### AIM OF THE TASK
Restate all the material verbatim, except for the pictures.

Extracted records
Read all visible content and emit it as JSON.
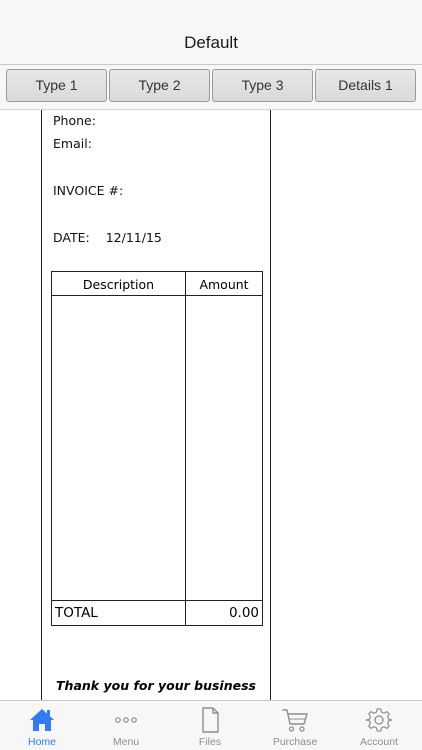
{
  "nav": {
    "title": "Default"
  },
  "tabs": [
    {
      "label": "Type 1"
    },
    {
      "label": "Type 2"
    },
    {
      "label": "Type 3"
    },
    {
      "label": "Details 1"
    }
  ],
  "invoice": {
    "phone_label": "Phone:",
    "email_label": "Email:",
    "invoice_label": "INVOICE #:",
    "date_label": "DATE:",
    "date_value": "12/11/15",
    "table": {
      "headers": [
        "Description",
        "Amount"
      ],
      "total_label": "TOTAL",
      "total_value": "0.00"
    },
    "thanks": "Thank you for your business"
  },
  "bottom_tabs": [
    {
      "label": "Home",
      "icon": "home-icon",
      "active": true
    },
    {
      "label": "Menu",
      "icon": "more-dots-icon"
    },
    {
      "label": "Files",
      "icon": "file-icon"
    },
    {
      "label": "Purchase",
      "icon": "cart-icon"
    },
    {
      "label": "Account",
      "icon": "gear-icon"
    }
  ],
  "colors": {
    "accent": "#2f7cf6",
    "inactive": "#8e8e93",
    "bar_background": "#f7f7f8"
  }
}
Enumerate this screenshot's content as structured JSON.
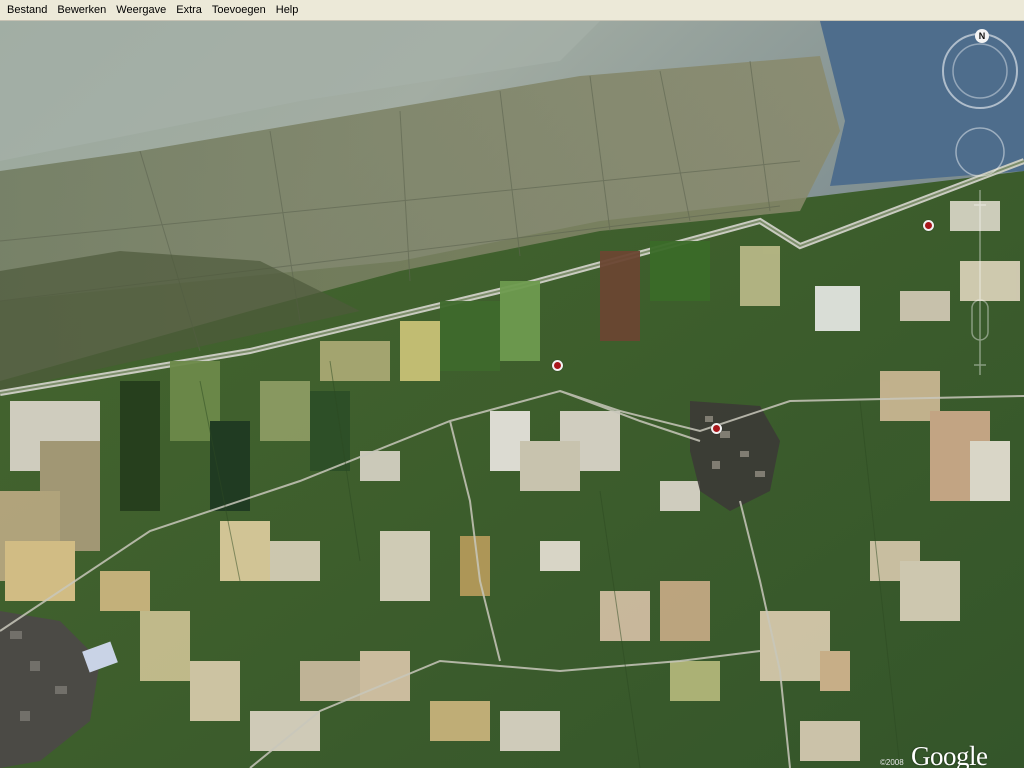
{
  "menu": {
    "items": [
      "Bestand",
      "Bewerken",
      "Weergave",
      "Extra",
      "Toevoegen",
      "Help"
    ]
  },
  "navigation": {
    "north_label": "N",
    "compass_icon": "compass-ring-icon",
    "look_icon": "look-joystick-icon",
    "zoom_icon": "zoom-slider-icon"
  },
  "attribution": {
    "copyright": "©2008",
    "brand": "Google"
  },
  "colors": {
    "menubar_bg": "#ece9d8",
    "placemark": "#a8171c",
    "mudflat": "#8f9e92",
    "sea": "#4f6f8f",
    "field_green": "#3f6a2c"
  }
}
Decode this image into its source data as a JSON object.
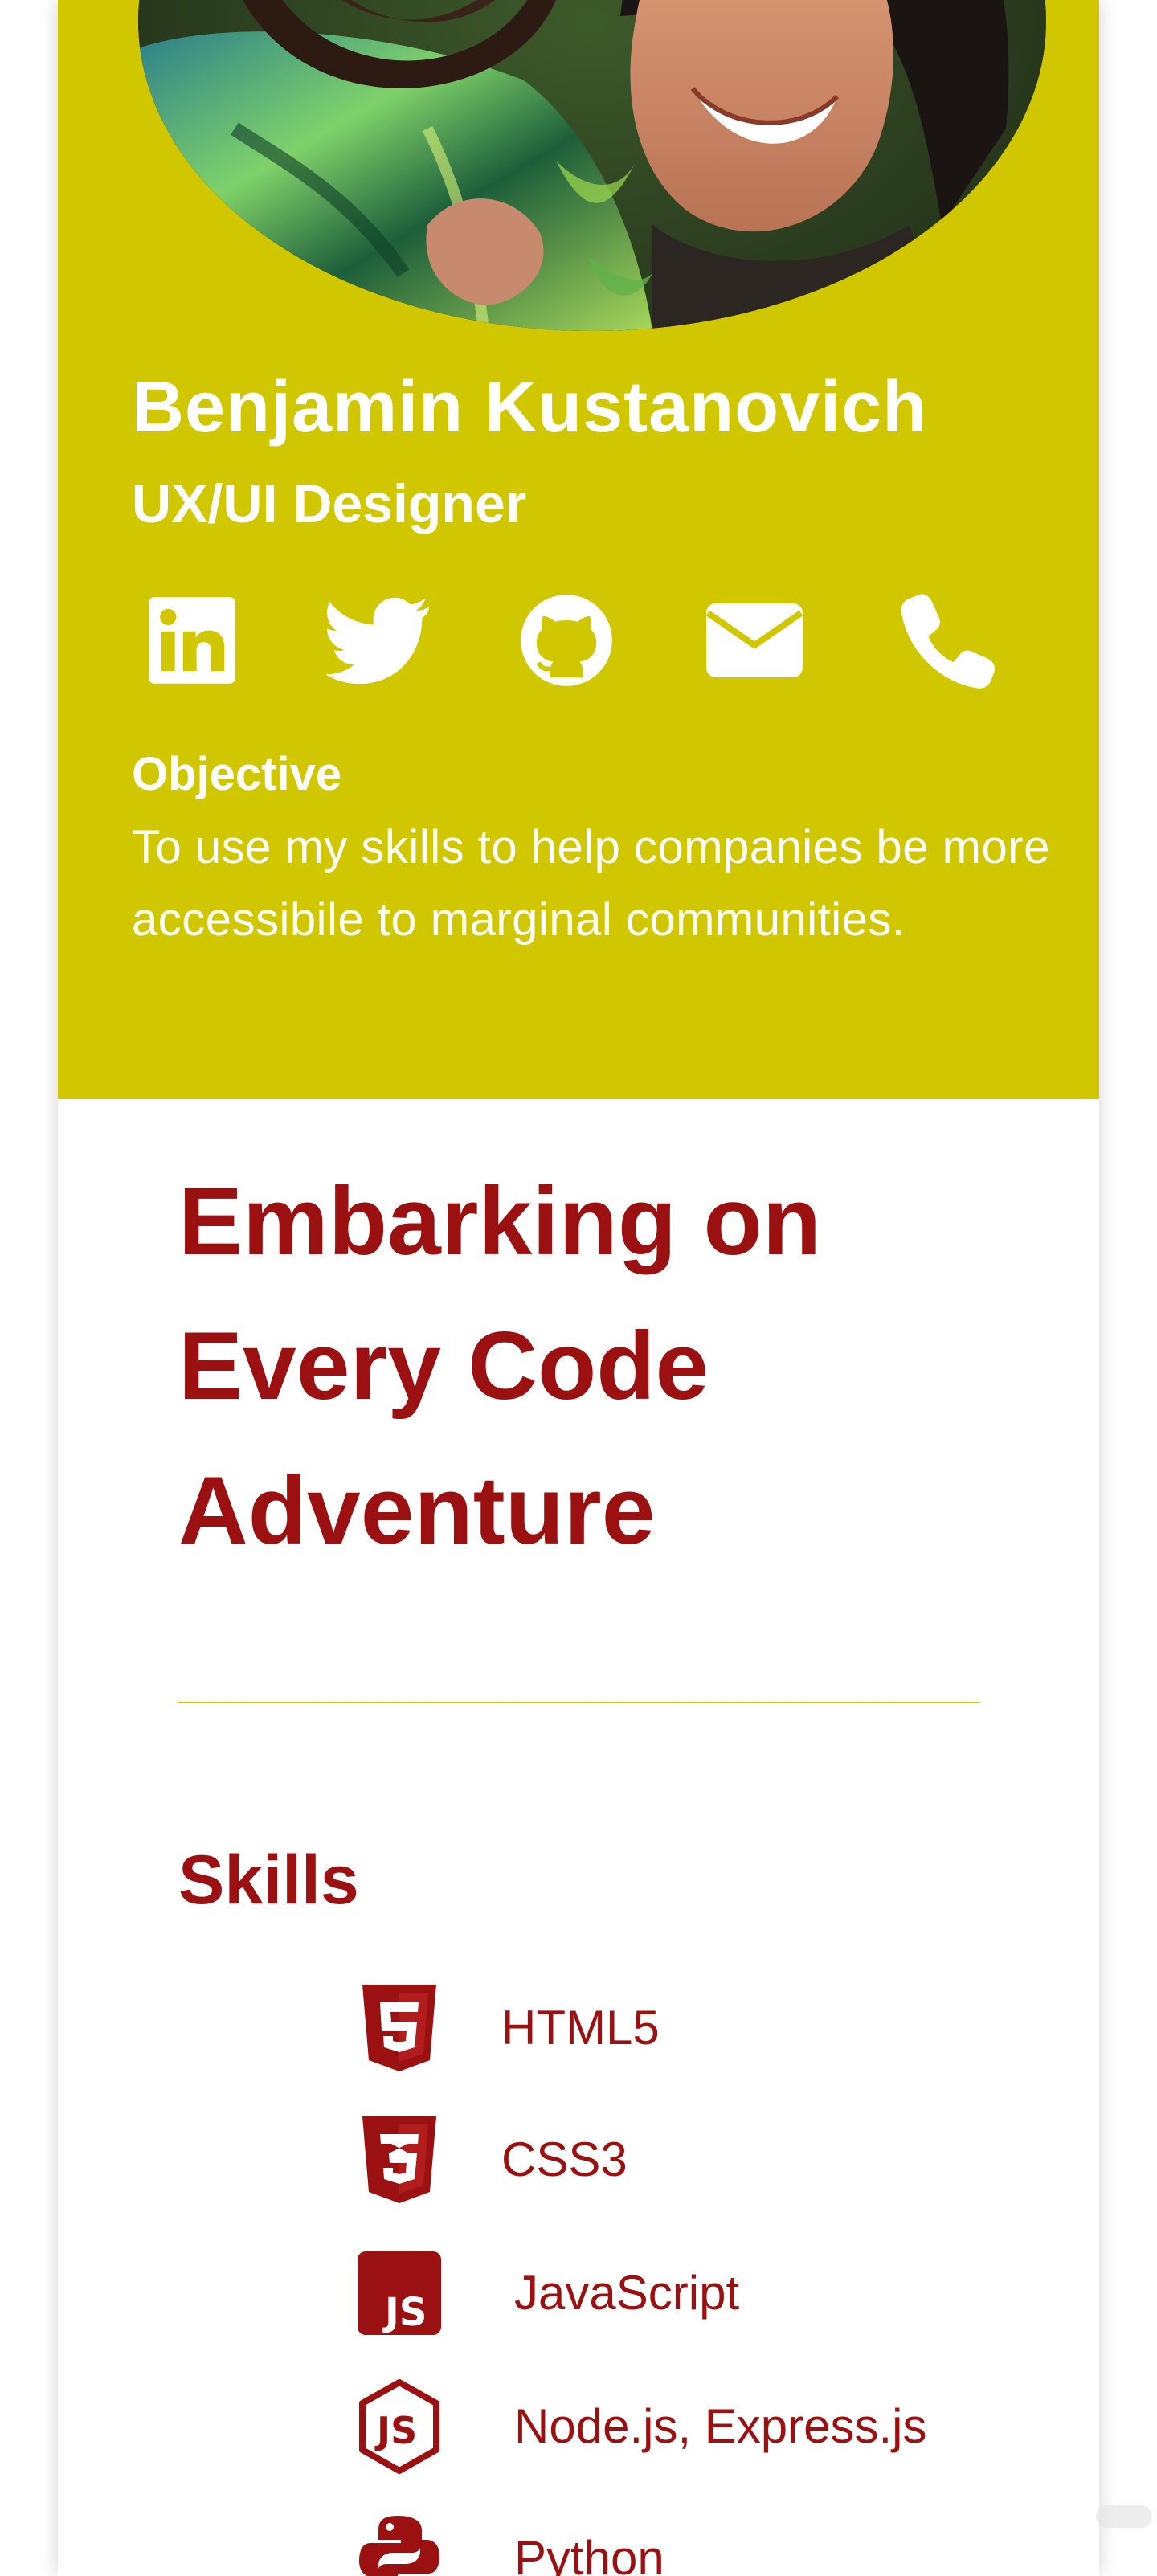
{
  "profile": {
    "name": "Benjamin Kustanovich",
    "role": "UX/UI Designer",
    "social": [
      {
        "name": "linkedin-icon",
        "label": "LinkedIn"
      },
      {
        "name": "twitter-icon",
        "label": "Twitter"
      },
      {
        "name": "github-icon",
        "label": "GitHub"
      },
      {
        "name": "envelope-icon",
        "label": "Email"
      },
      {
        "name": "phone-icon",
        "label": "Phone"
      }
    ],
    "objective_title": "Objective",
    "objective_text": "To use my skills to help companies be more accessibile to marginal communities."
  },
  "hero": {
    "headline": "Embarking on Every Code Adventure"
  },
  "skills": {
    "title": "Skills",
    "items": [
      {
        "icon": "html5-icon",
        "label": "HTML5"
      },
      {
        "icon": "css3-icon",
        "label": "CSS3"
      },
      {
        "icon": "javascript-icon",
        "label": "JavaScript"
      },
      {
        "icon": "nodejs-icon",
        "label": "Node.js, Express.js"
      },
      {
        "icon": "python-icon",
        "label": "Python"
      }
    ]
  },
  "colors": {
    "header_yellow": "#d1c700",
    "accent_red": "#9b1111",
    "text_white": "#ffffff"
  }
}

### COMPLETE ANSWER
Read all visible content and emit it as JSON.
{
  "nav": {
    "title": "Default"
  },
  "tabs": [
    {
      "label": "Type 1"
    },
    {
      "label": "Type 2"
    },
    {
      "label": "Type 3"
    },
    {
      "label": "Details 1"
    }
  ],
  "invoice": {
    "phone_label": "Phone:",
    "email_label": "Email:",
    "invoice_label": "INVOICE #:",
    "date_label": "DATE:",
    "date_value": "12/11/15",
    "table": {
      "headers": [
        "Description",
        "Amount"
      ],
      "total_label": "TOTAL",
      "total_value": "0.00"
    },
    "thanks": "Thank you for your business"
  },
  "bottom_tabs": [
    {
      "label": "Home",
      "icon": "home-icon",
      "active": true
    },
    {
      "label": "Menu",
      "icon": "more-dots-icon"
    },
    {
      "label": "Files",
      "icon": "file-icon"
    },
    {
      "label": "Purchase",
      "icon": "cart-icon"
    },
    {
      "label": "Account",
      "icon": "gear-icon"
    }
  ],
  "colors": {
    "accent": "#2f7cf6",
    "inactive": "#8e8e93",
    "bar_background": "#f7f7f8"
  }
}
Enumerate this screenshot's content as structured JSON.
{
  "menu": {
    "items": [
      "Bestand",
      "Bewerken",
      "Weergave",
      "Extra",
      "Toevoegen",
      "Help"
    ]
  },
  "navigation": {
    "north_label": "N",
    "compass_icon": "compass-ring-icon",
    "look_icon": "look-joystick-icon",
    "zoom_icon": "zoom-slider-icon"
  },
  "attribution": {
    "copyright": "©2008",
    "brand": "Google"
  },
  "colors": {
    "menubar_bg": "#ece9d8",
    "placemark": "#a8171c",
    "mudflat": "#8f9e92",
    "sea": "#4f6f8f",
    "field_green": "#3f6a2c"
  }
}
Decode this image into its source data as a JSON object.
{
  "profile": {
    "name": "Benjamin Kustanovich",
    "role": "UX/UI Designer",
    "social": [
      {
        "name": "linkedin-icon",
        "label": "LinkedIn"
      },
      {
        "name": "twitter-icon",
        "label": "Twitter"
      },
      {
        "name": "github-icon",
        "label": "GitHub"
      },
      {
        "name": "envelope-icon",
        "label": "Email"
      },
      {
        "name": "phone-icon",
        "label": "Phone"
      }
    ],
    "objective_title": "Objective",
    "objective_text": "To use my skills to help companies be more accessibile to marginal communities."
  },
  "hero": {
    "headline": "Embarking on Every Code Adventure"
  },
  "skills": {
    "title": "Skills",
    "items": [
      {
        "icon": "html5-icon",
        "label": "HTML5"
      },
      {
        "icon": "css3-icon",
        "label": "CSS3"
      },
      {
        "icon": "javascript-icon",
        "label": "JavaScript"
      },
      {
        "icon": "nodejs-icon",
        "label": "Node.js, Express.js"
      },
      {
        "icon": "python-icon",
        "label": "Python"
      }
    ]
  },
  "colors": {
    "header_yellow": "#d1c700",
    "accent_red": "#9b1111",
    "text_white": "#ffffff"
  }
}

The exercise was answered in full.